* DESCRIPTION OF THE TASK
Repeat each record below exactly as given.

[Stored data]

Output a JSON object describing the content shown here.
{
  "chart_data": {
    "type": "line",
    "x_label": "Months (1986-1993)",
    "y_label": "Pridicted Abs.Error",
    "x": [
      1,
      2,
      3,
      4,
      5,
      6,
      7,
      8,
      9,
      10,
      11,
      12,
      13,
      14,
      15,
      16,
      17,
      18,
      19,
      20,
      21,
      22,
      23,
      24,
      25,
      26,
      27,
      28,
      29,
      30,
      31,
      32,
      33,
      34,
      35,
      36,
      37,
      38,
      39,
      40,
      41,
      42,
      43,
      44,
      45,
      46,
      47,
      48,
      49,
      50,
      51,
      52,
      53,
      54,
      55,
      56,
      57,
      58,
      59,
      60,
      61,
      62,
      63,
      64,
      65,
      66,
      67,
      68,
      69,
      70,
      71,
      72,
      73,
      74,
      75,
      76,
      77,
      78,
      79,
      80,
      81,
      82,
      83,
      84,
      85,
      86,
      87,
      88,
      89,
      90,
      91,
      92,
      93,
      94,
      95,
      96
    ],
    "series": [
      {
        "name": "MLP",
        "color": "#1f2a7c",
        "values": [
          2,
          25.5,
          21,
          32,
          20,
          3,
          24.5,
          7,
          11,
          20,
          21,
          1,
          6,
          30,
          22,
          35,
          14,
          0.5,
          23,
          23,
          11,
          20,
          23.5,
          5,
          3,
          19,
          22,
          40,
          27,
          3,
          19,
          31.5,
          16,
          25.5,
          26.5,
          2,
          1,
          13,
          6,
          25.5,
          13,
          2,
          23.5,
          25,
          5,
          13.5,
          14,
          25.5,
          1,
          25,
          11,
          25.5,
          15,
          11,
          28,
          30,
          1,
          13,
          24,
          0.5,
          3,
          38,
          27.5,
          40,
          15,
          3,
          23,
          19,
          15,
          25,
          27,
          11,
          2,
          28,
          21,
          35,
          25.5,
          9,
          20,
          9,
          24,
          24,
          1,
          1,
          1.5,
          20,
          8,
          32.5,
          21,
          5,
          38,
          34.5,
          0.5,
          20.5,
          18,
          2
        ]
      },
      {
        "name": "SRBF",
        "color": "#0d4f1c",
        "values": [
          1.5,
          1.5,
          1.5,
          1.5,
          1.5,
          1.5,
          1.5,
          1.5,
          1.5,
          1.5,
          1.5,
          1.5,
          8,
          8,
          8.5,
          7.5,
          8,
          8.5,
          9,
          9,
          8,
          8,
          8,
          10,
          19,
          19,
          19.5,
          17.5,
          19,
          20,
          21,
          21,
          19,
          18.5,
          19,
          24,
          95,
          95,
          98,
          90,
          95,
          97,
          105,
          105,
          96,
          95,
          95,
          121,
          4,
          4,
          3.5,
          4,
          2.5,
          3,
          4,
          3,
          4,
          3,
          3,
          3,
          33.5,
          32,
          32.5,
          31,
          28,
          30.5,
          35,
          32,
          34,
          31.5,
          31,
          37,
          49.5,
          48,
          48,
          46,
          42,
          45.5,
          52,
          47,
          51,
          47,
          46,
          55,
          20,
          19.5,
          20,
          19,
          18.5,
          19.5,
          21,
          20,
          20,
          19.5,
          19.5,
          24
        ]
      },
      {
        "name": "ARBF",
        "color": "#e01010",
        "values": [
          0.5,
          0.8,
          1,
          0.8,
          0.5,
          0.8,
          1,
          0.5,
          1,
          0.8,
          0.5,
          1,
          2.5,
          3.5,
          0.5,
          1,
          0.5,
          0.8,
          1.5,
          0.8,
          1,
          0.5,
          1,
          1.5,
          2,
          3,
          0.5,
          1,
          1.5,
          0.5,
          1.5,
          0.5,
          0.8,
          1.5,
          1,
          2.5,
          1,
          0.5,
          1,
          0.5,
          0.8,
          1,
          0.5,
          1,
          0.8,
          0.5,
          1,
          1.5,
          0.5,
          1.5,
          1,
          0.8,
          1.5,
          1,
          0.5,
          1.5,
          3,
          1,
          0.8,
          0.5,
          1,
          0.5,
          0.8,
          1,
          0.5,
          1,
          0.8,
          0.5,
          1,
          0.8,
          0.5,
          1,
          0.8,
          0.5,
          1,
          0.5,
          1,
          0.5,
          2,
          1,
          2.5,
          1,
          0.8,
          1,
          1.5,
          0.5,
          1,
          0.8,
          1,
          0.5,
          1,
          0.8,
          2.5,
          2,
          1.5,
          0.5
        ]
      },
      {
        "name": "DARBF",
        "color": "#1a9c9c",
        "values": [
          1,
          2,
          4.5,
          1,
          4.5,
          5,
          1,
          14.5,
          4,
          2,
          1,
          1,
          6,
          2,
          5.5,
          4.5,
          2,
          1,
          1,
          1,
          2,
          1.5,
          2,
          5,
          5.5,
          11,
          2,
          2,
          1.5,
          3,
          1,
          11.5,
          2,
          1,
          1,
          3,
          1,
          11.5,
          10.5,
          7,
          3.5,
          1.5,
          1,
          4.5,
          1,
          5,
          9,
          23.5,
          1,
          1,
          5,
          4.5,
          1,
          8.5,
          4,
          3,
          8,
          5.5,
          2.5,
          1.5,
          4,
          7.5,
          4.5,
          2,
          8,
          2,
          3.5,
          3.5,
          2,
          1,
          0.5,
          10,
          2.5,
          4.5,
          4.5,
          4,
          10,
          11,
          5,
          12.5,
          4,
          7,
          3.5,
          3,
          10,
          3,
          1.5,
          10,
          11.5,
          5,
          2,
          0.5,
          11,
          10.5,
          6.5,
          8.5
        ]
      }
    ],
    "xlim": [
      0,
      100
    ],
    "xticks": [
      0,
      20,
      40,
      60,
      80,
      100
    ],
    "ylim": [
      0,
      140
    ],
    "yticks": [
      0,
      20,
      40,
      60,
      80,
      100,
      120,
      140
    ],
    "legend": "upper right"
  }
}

* ANSWER TO THE TASK
Output a JSON object describing the content shown here.
{
  "chart_data": {
    "type": "line",
    "x_label": "Months (1986-1993)",
    "y_label": "Pridicted Abs.Error",
    "x": [
      1,
      2,
      3,
      4,
      5,
      6,
      7,
      8,
      9,
      10,
      11,
      12,
      13,
      14,
      15,
      16,
      17,
      18,
      19,
      20,
      21,
      22,
      23,
      24,
      25,
      26,
      27,
      28,
      29,
      30,
      31,
      32,
      33,
      34,
      35,
      36,
      37,
      38,
      39,
      40,
      41,
      42,
      43,
      44,
      45,
      46,
      47,
      48,
      49,
      50,
      51,
      52,
      53,
      54,
      55,
      56,
      57,
      58,
      59,
      60,
      61,
      62,
      63,
      64,
      65,
      66,
      67,
      68,
      69,
      70,
      71,
      72,
      73,
      74,
      75,
      76,
      77,
      78,
      79,
      80,
      81,
      82,
      83,
      84,
      85,
      86,
      87,
      88,
      89,
      90,
      91,
      92,
      93,
      94,
      95,
      96
    ],
    "series": [
      {
        "name": "MLP",
        "color": "#1f2a7c",
        "values": [
          2,
          25.5,
          21,
          32,
          20,
          3,
          24.5,
          7,
          11,
          20,
          21,
          1,
          6,
          30,
          22,
          35,
          14,
          0.5,
          23,
          23,
          11,
          20,
          23.5,
          5,
          3,
          19,
          22,
          40,
          27,
          3,
          19,
          31.5,
          16,
          25.5,
          26.5,
          2,
          1,
          13,
          6,
          25.5,
          13,
          2,
          23.5,
          25,
          5,
          13.5,
          14,
          25.5,
          1,
          25,
          11,
          25.5,
          15,
          11,
          28,
          30,
          1,
          13,
          24,
          0.5,
          3,
          38,
          27.5,
          40,
          15,
          3,
          23,
          19,
          15,
          25,
          27,
          11,
          2,
          28,
          21,
          35,
          25.5,
          9,
          20,
          9,
          24,
          24,
          1,
          1,
          1.5,
          20,
          8,
          32.5,
          21,
          5,
          38,
          34.5,
          0.5,
          20.5,
          18,
          2
        ]
      },
      {
        "name": "SRBF",
        "color": "#0d4f1c",
        "values": [
          1.5,
          1.5,
          1.5,
          1.5,
          1.5,
          1.5,
          1.5,
          1.5,
          1.5,
          1.5,
          1.5,
          1.5,
          8,
          8,
          8.5,
          7.5,
          8,
          8.5,
          9,
          9,
          8,
          8,
          8,
          10,
          19,
          19,
          19.5,
          17.5,
          19,
          20,
          21,
          21,
          19,
          18.5,
          19,
          24,
          95,
          95,
          98,
          90,
          95,
          97,
          105,
          105,
          96,
          95,
          95,
          121,
          4,
          4,
          3.5,
          4,
          2.5,
          3,
          4,
          3,
          4,
          3,
          3,
          3,
          33.5,
          32,
          32.5,
          31,
          28,
          30.5,
          35,
          32,
          34,
          31.5,
          31,
          37,
          49.5,
          48,
          48,
          46,
          42,
          45.5,
          52,
          47,
          51,
          47,
          46,
          55,
          20,
          19.5,
          20,
          19,
          18.5,
          19.5,
          21,
          20,
          20,
          19.5,
          19.5,
          24
        ]
      },
      {
        "name": "ARBF",
        "color": "#e01010",
        "values": [
          0.5,
          0.8,
          1,
          0.8,
          0.5,
          0.8,
          1,
          0.5,
          1,
          0.8,
          0.5,
          1,
          2.5,
          3.5,
          0.5,
          1,
          0.5,
          0.8,
          1.5,
          0.8,
          1,
          0.5,
          1,
          1.5,
          2,
          3,
          0.5,
          1,
          1.5,
          0.5,
          1.5,
          0.5,
          0.8,
          1.5,
          1,
          2.5,
          1,
          0.5,
          1,
          0.5,
          0.8,
          1,
          0.5,
          1,
          0.8,
          0.5,
          1,
          1.5,
          0.5,
          1.5,
          1,
          0.8,
          1.5,
          1,
          0.5,
          1.5,
          3,
          1,
          0.8,
          0.5,
          1,
          0.5,
          0.8,
          1,
          0.5,
          1,
          0.8,
          0.5,
          1,
          0.8,
          0.5,
          1,
          0.8,
          0.5,
          1,
          0.5,
          1,
          0.5,
          2,
          1,
          2.5,
          1,
          0.8,
          1,
          1.5,
          0.5,
          1,
          0.8,
          1,
          0.5,
          1,
          0.8,
          2.5,
          2,
          1.5,
          0.5
        ]
      },
      {
        "name": "DARBF",
        "color": "#1a9c9c",
        "values": [
          1,
          2,
          4.5,
          1,
          4.5,
          5,
          1,
          14.5,
          4,
          2,
          1,
          1,
          6,
          2,
          5.5,
          4.5,
          2,
          1,
          1,
          1,
          2,
          1.5,
          2,
          5,
          5.5,
          11,
          2,
          2,
          1.5,
          3,
          1,
          11.5,
          2,
          1,
          1,
          3,
          1,
          11.5,
          10.5,
          7,
          3.5,
          1.5,
          1,
          4.5,
          1,
          5,
          9,
          23.5,
          1,
          1,
          5,
          4.5,
          1,
          8.5,
          4,
          3,
          8,
          5.5,
          2.5,
          1.5,
          4,
          7.5,
          4.5,
          2,
          8,
          2,
          3.5,
          3.5,
          2,
          1,
          0.5,
          10,
          2.5,
          4.5,
          4.5,
          4,
          10,
          11,
          5,
          12.5,
          4,
          7,
          3.5,
          3,
          10,
          3,
          1.5,
          10,
          11.5,
          5,
          2,
          0.5,
          11,
          10.5,
          6.5,
          8.5
        ]
      }
    ],
    "xlim": [
      0,
      100
    ],
    "xticks": [
      0,
      20,
      40,
      60,
      80,
      100
    ],
    "ylim": [
      0,
      140
    ],
    "yticks": [
      0,
      20,
      40,
      60,
      80,
      100,
      120,
      140
    ],
    "legend": "upper right"
  }
}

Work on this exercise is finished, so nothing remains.